[Documento]
--------

E a decisão foi no sentido de que a lista da ANS esgota a obrigação das operadoras, podendo ser excepcionada apenas em casos extraordinários e mediante requisitos específicos, como ausência de indeferimento prévio expresso pela ANS do tratamento, reconhecida comprovação de eficácia e aconselhamento do magistrado por experts.
Este posicionamento vem sendo severamente criticado por ativistas e entidades de defesa do consumidor, sob o argumento de que, se as pessoas forem privadas de tratamentos não contemplados pela ANS, podem vir a sofrer danos irreparáveis, ou mesmo vir a falecer.
Com efeito, não é fácil decidir sobre questões que põem em risco a saúde e a vida das pessoas. E a questão é mais complexa do que pode parecer à primeira vista porque uma decisão que liberasse todo e qualquer procedimento também teria consequências potencialmente fatais. É que, quanto mais ampla a cobertura, maior o custo e, por conseguinte, maior o preço a ser repassado ao consumidor, o que, nas atuais circunstâncias, importa em excluir pessoas do sistema.
Pesquisas realizadas revelam que 47% dos segurados tiveram de reajustar seu orçamento para manter o plano, sendo que 83% têm medo de perdê-lo. Reflexo do já alto custo dos planos é a inadimplência do setor, que está em 10%. E, também, a alta taxa de troca de planos, motivada, principalmente, pela necessidade de reduzir o dispêndio, ainda que acarretando uma cobertura menos abrangente. Tal necessidade motivou 40% dos pedidos de mudança de plano em 2020, 46% no ano passado e 36% em dados contabilizados até abril deste ano.

--------

[Listagem bruta]
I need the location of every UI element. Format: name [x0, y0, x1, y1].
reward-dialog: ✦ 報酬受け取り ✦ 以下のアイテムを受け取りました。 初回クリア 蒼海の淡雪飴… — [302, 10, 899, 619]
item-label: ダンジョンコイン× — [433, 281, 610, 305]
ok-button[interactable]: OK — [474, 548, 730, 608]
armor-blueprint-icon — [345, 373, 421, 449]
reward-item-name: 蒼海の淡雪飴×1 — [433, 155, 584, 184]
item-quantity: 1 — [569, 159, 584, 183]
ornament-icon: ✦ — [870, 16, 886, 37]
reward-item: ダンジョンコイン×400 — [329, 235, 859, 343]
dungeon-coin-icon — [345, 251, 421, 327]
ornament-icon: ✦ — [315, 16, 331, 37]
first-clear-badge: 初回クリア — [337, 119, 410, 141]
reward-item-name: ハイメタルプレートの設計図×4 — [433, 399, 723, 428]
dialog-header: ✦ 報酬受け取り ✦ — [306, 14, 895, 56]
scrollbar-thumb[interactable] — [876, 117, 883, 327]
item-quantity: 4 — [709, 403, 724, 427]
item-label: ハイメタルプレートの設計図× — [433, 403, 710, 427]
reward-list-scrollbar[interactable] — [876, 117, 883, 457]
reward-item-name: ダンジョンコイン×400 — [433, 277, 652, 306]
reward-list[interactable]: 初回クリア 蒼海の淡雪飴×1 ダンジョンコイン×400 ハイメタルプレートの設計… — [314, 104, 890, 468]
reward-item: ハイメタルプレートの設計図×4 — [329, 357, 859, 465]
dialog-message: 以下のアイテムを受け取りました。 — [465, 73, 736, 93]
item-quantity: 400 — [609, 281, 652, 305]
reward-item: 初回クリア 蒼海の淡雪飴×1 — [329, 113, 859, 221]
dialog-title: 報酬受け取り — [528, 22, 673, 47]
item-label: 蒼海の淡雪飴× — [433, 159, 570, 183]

--------

[Instruções]
(a) Retorne sem alterações o trecho do texto sobre a cobertura dos planos de saúde que vai de "Pesquisas realizadas revelam" a "abril deste ano.".
(b) Segundo o texto sobre a cobertura dos planos de saúde, em quanto está a inadimplência do setor?
(c) Dê prosseguimento ao texto sobre a cobertura dos planos de saúde a partir da última frase apresentada.

[Respostas por tarefa]
(a)
Pesquisas realizadas revelam que 47% dos segurados tiveram de reajustar seu orçamento para manter o plano, sendo que 83% têm medo de perdê-lo. Reflexo do já alto custo dos planos é a inadimplência do setor, que está em 10%. E, também, a alta taxa de troca de planos, motivada, principalmente, pela necessidade de reduzir o dispêndio, ainda que acarretando uma cobertura menos abrangente. Tal necessidade motivou 40% dos pedidos de mudança de plano em 2020, 46% no ano passado e 36% em dados contabilizados até abril deste ano.

(b) A inadimplência do setor está em 10%.

(c)
Não há dúvidas, pois, que aumento de custo importa em exclusão, o que foi devidamente considerado na decisão em comento pelo Min. Salomão ao pontuar que “Considerar esse mesmo rol meramente exemplificativo representaria, na verdade, negar a própria existência do ‘rol mínimo’ e, reflexamente, negar acesso à saúde suplementar à mais extensa faixa da população.”
Outro ponto destacado no voto vencedor é a necessidade de se prestigiar a Agência voltada exclusivamente a disciplinar o setor, destacando-se que “não é possível a ilegítima invasão do magistrado em seara técnica com a qual não é afeito.” Sem embargo, todos os jurisdicionados têm um direito fundamental a uma prestação estatal racional, o que, muitas vezes, não acontece no Brasil, onde o empresariado está submetido a uma fiscalização díspar e multifacetada, tendo de atender disposições do PROCON, Judiciário, Agência Reguladora e Ministério Público, cada um com seu próprio entendimento sobre o mesmo tema.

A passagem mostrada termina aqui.